Start of STORED DATA

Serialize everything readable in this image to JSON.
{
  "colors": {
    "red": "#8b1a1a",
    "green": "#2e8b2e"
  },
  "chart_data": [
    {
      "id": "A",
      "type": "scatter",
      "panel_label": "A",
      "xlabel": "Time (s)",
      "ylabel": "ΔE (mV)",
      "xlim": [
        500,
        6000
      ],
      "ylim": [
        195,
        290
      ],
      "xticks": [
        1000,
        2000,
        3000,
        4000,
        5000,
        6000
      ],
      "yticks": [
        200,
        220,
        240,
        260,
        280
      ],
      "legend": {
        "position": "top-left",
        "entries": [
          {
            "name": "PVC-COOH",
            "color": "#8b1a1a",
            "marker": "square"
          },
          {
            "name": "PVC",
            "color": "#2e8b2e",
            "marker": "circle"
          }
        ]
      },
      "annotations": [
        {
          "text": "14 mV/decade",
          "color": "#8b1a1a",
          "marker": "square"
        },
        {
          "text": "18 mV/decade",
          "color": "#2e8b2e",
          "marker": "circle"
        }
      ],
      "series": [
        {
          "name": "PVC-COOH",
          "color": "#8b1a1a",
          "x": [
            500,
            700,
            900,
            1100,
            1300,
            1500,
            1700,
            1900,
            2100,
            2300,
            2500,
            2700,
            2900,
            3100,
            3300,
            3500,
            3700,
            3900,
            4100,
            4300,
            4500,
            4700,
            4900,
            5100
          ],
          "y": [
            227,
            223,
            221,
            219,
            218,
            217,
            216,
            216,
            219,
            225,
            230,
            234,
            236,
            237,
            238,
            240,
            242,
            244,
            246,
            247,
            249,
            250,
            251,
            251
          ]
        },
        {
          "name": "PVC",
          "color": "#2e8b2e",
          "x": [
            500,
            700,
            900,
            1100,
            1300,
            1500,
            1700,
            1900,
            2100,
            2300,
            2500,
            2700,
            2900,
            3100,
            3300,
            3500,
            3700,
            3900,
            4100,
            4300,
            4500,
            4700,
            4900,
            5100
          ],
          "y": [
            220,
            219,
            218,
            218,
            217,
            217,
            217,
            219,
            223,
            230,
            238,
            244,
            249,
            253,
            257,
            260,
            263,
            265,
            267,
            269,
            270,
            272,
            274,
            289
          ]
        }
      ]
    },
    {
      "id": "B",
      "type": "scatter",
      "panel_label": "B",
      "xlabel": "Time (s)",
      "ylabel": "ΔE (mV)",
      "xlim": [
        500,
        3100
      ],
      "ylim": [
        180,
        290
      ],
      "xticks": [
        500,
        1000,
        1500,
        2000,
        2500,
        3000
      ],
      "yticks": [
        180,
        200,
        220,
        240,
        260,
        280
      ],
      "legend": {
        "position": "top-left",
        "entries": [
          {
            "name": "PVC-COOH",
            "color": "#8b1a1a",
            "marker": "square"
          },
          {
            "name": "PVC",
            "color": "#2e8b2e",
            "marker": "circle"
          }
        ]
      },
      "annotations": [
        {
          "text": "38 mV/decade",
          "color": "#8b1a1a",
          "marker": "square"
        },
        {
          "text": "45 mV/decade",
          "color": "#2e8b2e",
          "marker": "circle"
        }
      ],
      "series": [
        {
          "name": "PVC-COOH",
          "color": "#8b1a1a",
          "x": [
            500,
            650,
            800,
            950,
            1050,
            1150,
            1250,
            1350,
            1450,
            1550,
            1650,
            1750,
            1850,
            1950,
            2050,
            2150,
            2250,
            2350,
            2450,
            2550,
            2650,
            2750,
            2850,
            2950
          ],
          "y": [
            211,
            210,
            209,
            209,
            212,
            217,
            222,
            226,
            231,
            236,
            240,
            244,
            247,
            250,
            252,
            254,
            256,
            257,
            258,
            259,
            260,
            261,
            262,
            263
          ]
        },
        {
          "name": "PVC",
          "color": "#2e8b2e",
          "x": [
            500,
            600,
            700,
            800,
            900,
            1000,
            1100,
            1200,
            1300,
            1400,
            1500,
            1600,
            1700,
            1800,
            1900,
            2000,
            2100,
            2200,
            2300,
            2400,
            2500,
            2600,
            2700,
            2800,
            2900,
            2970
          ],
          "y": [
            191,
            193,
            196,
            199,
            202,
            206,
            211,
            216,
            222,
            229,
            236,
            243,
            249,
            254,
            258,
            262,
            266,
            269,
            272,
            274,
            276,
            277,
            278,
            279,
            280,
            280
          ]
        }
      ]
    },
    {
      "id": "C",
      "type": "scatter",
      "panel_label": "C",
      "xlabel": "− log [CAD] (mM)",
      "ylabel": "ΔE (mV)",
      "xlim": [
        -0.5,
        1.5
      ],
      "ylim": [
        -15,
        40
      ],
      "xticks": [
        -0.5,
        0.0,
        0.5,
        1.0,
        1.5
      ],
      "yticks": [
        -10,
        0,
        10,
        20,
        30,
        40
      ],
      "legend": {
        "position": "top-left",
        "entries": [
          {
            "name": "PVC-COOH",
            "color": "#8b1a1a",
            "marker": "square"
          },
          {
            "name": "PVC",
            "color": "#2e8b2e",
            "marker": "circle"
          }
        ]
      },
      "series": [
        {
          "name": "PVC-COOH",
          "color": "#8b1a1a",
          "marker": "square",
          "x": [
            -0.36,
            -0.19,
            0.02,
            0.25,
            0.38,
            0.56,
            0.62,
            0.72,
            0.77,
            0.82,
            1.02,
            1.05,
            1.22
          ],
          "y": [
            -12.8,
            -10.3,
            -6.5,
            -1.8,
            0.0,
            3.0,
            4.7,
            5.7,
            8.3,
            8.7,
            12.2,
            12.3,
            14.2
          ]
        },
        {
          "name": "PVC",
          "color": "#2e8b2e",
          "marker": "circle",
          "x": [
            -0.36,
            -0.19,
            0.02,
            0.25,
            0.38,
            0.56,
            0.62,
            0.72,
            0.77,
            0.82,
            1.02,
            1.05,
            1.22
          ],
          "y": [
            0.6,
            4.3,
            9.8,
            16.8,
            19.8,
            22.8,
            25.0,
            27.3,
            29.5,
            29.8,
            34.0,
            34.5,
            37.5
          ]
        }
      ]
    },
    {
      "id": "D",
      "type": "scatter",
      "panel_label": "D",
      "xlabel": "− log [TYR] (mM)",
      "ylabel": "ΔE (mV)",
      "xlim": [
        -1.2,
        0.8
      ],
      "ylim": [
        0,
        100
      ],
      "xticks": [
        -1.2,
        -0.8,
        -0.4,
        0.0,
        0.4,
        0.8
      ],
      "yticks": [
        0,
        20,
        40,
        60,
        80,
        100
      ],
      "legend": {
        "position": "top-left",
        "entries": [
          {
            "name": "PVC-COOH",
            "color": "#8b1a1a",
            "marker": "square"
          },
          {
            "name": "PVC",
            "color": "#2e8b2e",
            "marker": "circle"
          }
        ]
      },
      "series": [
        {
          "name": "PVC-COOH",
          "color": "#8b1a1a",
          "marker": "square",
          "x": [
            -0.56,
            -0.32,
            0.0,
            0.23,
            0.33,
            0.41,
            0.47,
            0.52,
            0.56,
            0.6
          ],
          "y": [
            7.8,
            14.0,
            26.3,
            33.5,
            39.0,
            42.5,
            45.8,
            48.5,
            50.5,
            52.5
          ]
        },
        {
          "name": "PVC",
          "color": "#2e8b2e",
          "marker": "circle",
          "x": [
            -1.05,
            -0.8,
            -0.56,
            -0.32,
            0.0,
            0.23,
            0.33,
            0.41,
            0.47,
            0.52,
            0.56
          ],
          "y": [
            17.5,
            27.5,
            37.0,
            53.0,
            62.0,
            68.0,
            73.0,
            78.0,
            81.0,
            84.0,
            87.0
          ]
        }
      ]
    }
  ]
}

End of STORED DATA

GOAL:
Copy out the full material exactly as it appears.

WRITTEN ANSWER:
Serialize everything readable in this image to JSON.
{
  "colors": {
    "red": "#8b1a1a",
    "green": "#2e8b2e"
  },
  "chart_data": [
    {
      "id": "A",
      "type": "scatter",
      "panel_label": "A",
      "xlabel": "Time (s)",
      "ylabel": "ΔE (mV)",
      "xlim": [
        500,
        6000
      ],
      "ylim": [
        195,
        290
      ],
      "xticks": [
        1000,
        2000,
        3000,
        4000,
        5000,
        6000
      ],
      "yticks": [
        200,
        220,
        240,
        260,
        280
      ],
      "legend": {
        "position": "top-left",
        "entries": [
          {
            "name": "PVC-COOH",
            "color": "#8b1a1a",
            "marker": "square"
          },
          {
            "name": "PVC",
            "color": "#2e8b2e",
            "marker": "circle"
          }
        ]
      },
      "annotations": [
        {
          "text": "14 mV/decade",
          "color": "#8b1a1a",
          "marker": "square"
        },
        {
          "text": "18 mV/decade",
          "color": "#2e8b2e",
          "marker": "circle"
        }
      ],
      "series": [
        {
          "name": "PVC-COOH",
          "color": "#8b1a1a",
          "x": [
            500,
            700,
            900,
            1100,
            1300,
            1500,
            1700,
            1900,
            2100,
            2300,
            2500,
            2700,
            2900,
            3100,
            3300,
            3500,
            3700,
            3900,
            4100,
            4300,
            4500,
            4700,
            4900,
            5100
          ],
          "y": [
            227,
            223,
            221,
            219,
            218,
            217,
            216,
            216,
            219,
            225,
            230,
            234,
            236,
            237,
            238,
            240,
            242,
            244,
            246,
            247,
            249,
            250,
            251,
            251
          ]
        },
        {
          "name": "PVC",
          "color": "#2e8b2e",
          "x": [
            500,
            700,
            900,
            1100,
            1300,
            1500,
            1700,
            1900,
            2100,
            2300,
            2500,
            2700,
            2900,
            3100,
            3300,
            3500,
            3700,
            3900,
            4100,
            4300,
            4500,
            4700,
            4900,
            5100
          ],
          "y": [
            220,
            219,
            218,
            218,
            217,
            217,
            217,
            219,
            223,
            230,
            238,
            244,
            249,
            253,
            257,
            260,
            263,
            265,
            267,
            269,
            270,
            272,
            274,
            289
          ]
        }
      ]
    },
    {
      "id": "B",
      "type": "scatter",
      "panel_label": "B",
      "xlabel": "Time (s)",
      "ylabel": "ΔE (mV)",
      "xlim": [
        500,
        3100
      ],
      "ylim": [
        180,
        290
      ],
      "xticks": [
        500,
        1000,
        1500,
        2000,
        2500,
        3000
      ],
      "yticks": [
        180,
        200,
        220,
        240,
        260,
        280
      ],
      "legend": {
        "position": "top-left",
        "entries": [
          {
            "name": "PVC-COOH",
            "color": "#8b1a1a",
            "marker": "square"
          },
          {
            "name": "PVC",
            "color": "#2e8b2e",
            "marker": "circle"
          }
        ]
      },
      "annotations": [
        {
          "text": "38 mV/decade",
          "color": "#8b1a1a",
          "marker": "square"
        },
        {
          "text": "45 mV/decade",
          "color": "#2e8b2e",
          "marker": "circle"
        }
      ],
      "series": [
        {
          "name": "PVC-COOH",
          "color": "#8b1a1a",
          "x": [
            500,
            650,
            800,
            950,
            1050,
            1150,
            1250,
            1350,
            1450,
            1550,
            1650,
            1750,
            1850,
            1950,
            2050,
            2150,
            2250,
            2350,
            2450,
            2550,
            2650,
            2750,
            2850,
            2950
          ],
          "y": [
            211,
            210,
            209,
            209,
            212,
            217,
            222,
            226,
            231,
            236,
            240,
            244,
            247,
            250,
            252,
            254,
            256,
            257,
            258,
            259,
            260,
            261,
            262,
            263
          ]
        },
        {
          "name": "PVC",
          "color": "#2e8b2e",
          "x": [
            500,
            600,
            700,
            800,
            900,
            1000,
            1100,
            1200,
            1300,
            1400,
            1500,
            1600,
            1700,
            1800,
            1900,
            2000,
            2100,
            2200,
            2300,
            2400,
            2500,
            2600,
            2700,
            2800,
            2900,
            2970
          ],
          "y": [
            191,
            193,
            196,
            199,
            202,
            206,
            211,
            216,
            222,
            229,
            236,
            243,
            249,
            254,
            258,
            262,
            266,
            269,
            272,
            274,
            276,
            277,
            278,
            279,
            280,
            280
          ]
        }
      ]
    },
    {
      "id": "C",
      "type": "scatter",
      "panel_label": "C",
      "xlabel": "− log [CAD] (mM)",
      "ylabel": "ΔE (mV)",
      "xlim": [
        -0.5,
        1.5
      ],
      "ylim": [
        -15,
        40
      ],
      "xticks": [
        -0.5,
        0.0,
        0.5,
        1.0,
        1.5
      ],
      "yticks": [
        -10,
        0,
        10,
        20,
        30,
        40
      ],
      "legend": {
        "position": "top-left",
        "entries": [
          {
            "name": "PVC-COOH",
            "color": "#8b1a1a",
            "marker": "square"
          },
          {
            "name": "PVC",
            "color": "#2e8b2e",
            "marker": "circle"
          }
        ]
      },
      "series": [
        {
          "name": "PVC-COOH",
          "color": "#8b1a1a",
          "marker": "square",
          "x": [
            -0.36,
            -0.19,
            0.02,
            0.25,
            0.38,
            0.56,
            0.62,
            0.72,
            0.77,
            0.82,
            1.02,
            1.05,
            1.22
          ],
          "y": [
            -12.8,
            -10.3,
            -6.5,
            -1.8,
            0.0,
            3.0,
            4.7,
            5.7,
            8.3,
            8.7,
            12.2,
            12.3,
            14.2
          ]
        },
        {
          "name": "PVC",
          "color": "#2e8b2e",
          "marker": "circle",
          "x": [
            -0.36,
            -0.19,
            0.02,
            0.25,
            0.38,
            0.56,
            0.62,
            0.72,
            0.77,
            0.82,
            1.02,
            1.05,
            1.22
          ],
          "y": [
            0.6,
            4.3,
            9.8,
            16.8,
            19.8,
            22.8,
            25.0,
            27.3,
            29.5,
            29.8,
            34.0,
            34.5,
            37.5
          ]
        }
      ]
    },
    {
      "id": "D",
      "type": "scatter",
      "panel_label": "D",
      "xlabel": "− log [TYR] (mM)",
      "ylabel": "ΔE (mV)",
      "xlim": [
        -1.2,
        0.8
      ],
      "ylim": [
        0,
        100
      ],
      "xticks": [
        -1.2,
        -0.8,
        -0.4,
        0.0,
        0.4,
        0.8
      ],
      "yticks": [
        0,
        20,
        40,
        60,
        80,
        100
      ],
      "legend": {
        "position": "top-left",
        "entries": [
          {
            "name": "PVC-COOH",
            "color": "#8b1a1a",
            "marker": "square"
          },
          {
            "name": "PVC",
            "color": "#2e8b2e",
            "marker": "circle"
          }
        ]
      },
      "series": [
        {
          "name": "PVC-COOH",
          "color": "#8b1a1a",
          "marker": "square",
          "x": [
            -0.56,
            -0.32,
            0.0,
            0.23,
            0.33,
            0.41,
            0.47,
            0.52,
            0.56,
            0.6
          ],
          "y": [
            7.8,
            14.0,
            26.3,
            33.5,
            39.0,
            42.5,
            45.8,
            48.5,
            50.5,
            52.5
          ]
        },
        {
          "name": "PVC",
          "color": "#2e8b2e",
          "marker": "circle",
          "x": [
            -1.05,
            -0.8,
            -0.56,
            -0.32,
            0.0,
            0.23,
            0.33,
            0.41,
            0.47,
            0.52,
            0.56
          ],
          "y": [
            17.5,
            27.5,
            37.0,
            53.0,
            62.0,
            68.0,
            73.0,
            78.0,
            81.0,
            84.0,
            87.0
          ]
        }
      ]
    }
  ]
}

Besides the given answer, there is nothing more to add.